**CONSIGNES:**
1 > Répondez à ces questions sur le texte consacré à l'aéronautique toulousaine :
(a) De combien le groupe a-t-il réduit sa production ?
(b) Combien d'emplois le secteur aéronautique compte-t-il dans l'aire urbaine toulousaine ?
(c) À qui appartient ATR, et dans quelles proportions ?
2 > Poursuivez le texte sur l'aéronautique toulousaine à la suite de sa dernière phrase.

**EXTRAIT DU TEXTE:**
-*-*-
Depuis quelques années, les sous-traitants se sont diversifiés commercialement. Mais la crise touche l’ensemble du secteur. Mon groupe, par exemple, est certifié pour fabriquer des pièces pour les constructeurs Boeing (États-Unis), Bombardier (Canada) et Embraer (Brésil), mais ces sociétés se trouvent dans la même situation qu’Airbus… Nous avons donc réduit notre production de 60% à 70% et prévoyons une baisse encore plus importante. Le niveau de production restera très bas au moins jusqu’en septembre.

À l’échelle du Grand Toulouse, que pèse l’ensemble de l’industrie aéronautique ?

Le secteur aéronautique représente 60 000 emplois dans l’aire urbaine toulousaine. Il y a évidemment Airbus et ses sous-traitants, Safran, ainsi qu’un fabricant d’avions moins connu, mais leader mondial sur son marché : ATR, détenu à 50% par Airbus et à 50% par l’industriel italien Leonardo, qui produit des petits avions turbopropulsés particulièrement efficaces sur les courtes distances.
-*-*-
**EXTRAIT DES DONNÉES:**

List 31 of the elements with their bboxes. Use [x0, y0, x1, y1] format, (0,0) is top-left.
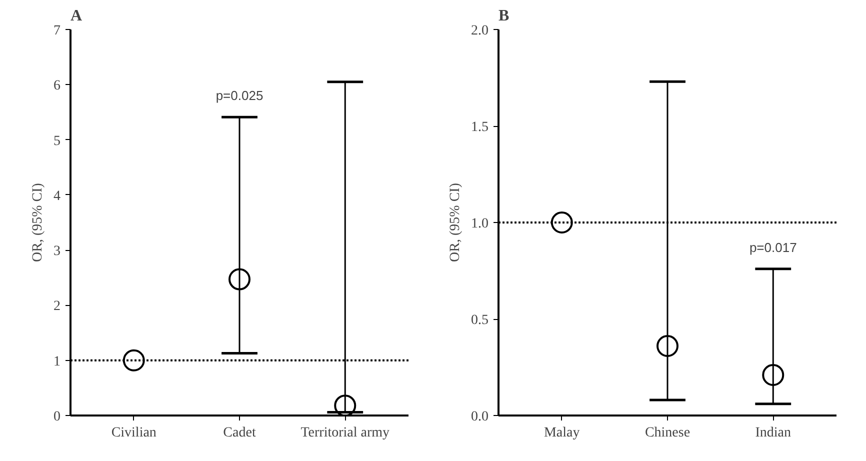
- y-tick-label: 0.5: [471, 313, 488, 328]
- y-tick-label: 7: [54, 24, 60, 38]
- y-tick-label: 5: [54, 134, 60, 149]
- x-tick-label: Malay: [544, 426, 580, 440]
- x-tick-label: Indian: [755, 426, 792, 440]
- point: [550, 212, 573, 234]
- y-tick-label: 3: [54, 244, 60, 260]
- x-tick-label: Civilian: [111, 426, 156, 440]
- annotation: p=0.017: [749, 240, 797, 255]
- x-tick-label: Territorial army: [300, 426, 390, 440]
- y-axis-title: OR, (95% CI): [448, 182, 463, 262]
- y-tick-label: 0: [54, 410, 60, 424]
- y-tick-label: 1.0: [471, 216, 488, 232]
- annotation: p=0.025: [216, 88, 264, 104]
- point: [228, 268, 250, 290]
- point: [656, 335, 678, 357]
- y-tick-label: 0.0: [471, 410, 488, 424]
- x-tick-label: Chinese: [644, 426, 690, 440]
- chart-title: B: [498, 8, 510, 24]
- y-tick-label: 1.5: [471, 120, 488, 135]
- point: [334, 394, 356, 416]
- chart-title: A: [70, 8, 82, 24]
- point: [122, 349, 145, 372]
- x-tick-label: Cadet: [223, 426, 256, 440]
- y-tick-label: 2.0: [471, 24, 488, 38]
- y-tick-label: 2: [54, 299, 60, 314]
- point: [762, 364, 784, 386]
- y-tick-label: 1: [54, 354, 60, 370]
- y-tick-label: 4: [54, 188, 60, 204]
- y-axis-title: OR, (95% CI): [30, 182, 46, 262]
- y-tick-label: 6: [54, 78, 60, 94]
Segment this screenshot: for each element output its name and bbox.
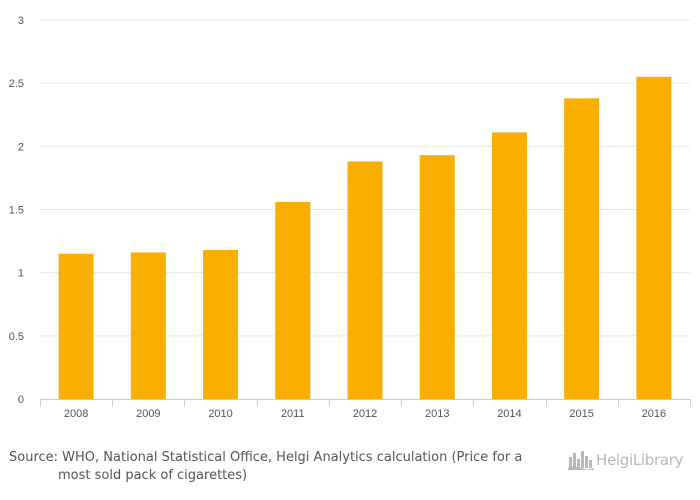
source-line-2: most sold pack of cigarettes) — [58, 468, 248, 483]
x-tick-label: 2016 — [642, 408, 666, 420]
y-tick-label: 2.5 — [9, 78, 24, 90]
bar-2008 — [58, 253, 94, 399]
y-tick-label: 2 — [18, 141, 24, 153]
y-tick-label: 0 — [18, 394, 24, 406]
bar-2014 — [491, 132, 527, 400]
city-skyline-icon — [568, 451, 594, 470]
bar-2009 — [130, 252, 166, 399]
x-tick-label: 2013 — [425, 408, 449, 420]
-*-*-
**RÉPONSES PAR CONSIGNE:**
1 >
(a) De 60 % à 70 %.
(b) 60 000 emplois.
(c) À Airbus pour 50 % et à l'industriel italien Leonardo pour 50 %.

2 >
Le ralentissement du transport aérien va-t-il favoriser les petits avions ?

Absolument : avant la crise, les gros porteurs étaient déjà inadaptés ! Il y a quelques années, Airbus pensait que l’avenir était aux grandes autoroutes de l’air, où de gros appareils remplis à plus de 80% transporteraient un maximum de passagers entre les principaux aéroports. Mais les gros porteurs comme le Boeing 747 et l’A380 exigent de coûteux aménagements aéroportuaires, donc des taxes supplémentaires pour les compagnies. Leur production a été stoppée, même si beaucoup circulent encore. Emirates, plus gros acheteur d’A380, étudie la mise au rancart accélérée de cet appareil. On lui préfère des avions plus petits et plus souples d’utilisation.

L’industrie aéronautique va devoir intensifier ses efforts pour la transition énergétique, notamment autour du projet d’avion électrique

Ces petits porteurs permettent-ils de faire le tour du monde ?

Pas tout à fait, mais leur rayon d’action s’est considérablement étendu. Rappelons qu’il existe deux grandes catégories d’avions : les monocouloirs (A320, Boeing 737) et les « long range » (A330, A350, Boeing 787) qui comptent au moins deux couloirs. Les progrès technologiques permettent désormais aux monocouloirs d’effectuer des vols transatlantiques en économisant du carburant. Les produits phares d’Airbus et de Boeing restent donc les monocouloirs.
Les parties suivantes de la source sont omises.